***** Excerpted data

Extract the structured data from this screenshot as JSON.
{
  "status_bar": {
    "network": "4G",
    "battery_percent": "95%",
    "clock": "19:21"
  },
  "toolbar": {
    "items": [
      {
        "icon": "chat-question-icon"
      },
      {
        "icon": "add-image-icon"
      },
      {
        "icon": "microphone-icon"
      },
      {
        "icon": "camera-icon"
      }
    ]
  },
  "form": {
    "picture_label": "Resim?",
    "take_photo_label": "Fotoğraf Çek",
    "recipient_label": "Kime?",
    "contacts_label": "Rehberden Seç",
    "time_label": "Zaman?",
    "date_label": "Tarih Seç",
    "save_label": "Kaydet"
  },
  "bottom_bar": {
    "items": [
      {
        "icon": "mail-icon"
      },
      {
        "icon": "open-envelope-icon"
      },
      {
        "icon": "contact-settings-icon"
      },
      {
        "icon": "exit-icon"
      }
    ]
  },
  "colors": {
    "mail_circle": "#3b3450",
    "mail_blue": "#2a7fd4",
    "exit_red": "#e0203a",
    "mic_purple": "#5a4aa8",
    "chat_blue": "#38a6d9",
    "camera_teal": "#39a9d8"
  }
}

**********

» **Goal of the exercise**
All of the data needs to be reproduced exactly, with no line missing.

» **Exercise solution**
Extract the structured data from this screenshot as JSON.
{
  "status_bar": {
    "network": "4G",
    "battery_percent": "95%",
    "clock": "19:21"
  },
  "toolbar": {
    "items": [
      {
        "icon": "chat-question-icon"
      },
      {
        "icon": "add-image-icon"
      },
      {
        "icon": "microphone-icon"
      },
      {
        "icon": "camera-icon"
      }
    ]
  },
  "form": {
    "picture_label": "Resim?",
    "take_photo_label": "Fotoğraf Çek",
    "recipient_label": "Kime?",
    "contacts_label": "Rehberden Seç",
    "time_label": "Zaman?",
    "date_label": "Tarih Seç",
    "save_label": "Kaydet"
  },
  "bottom_bar": {
    "items": [
      {
        "icon": "mail-icon"
      },
      {
        "icon": "open-envelope-icon"
      },
      {
        "icon": "contact-settings-icon"
      },
      {
        "icon": "exit-icon"
      }
    ]
  },
  "colors": {
    "mail_circle": "#3b3450",
    "mail_blue": "#2a7fd4",
    "exit_red": "#e0203a",
    "mic_purple": "#5a4aa8",
    "chat_blue": "#38a6d9",
    "camera_teal": "#39a9d8"
  }
}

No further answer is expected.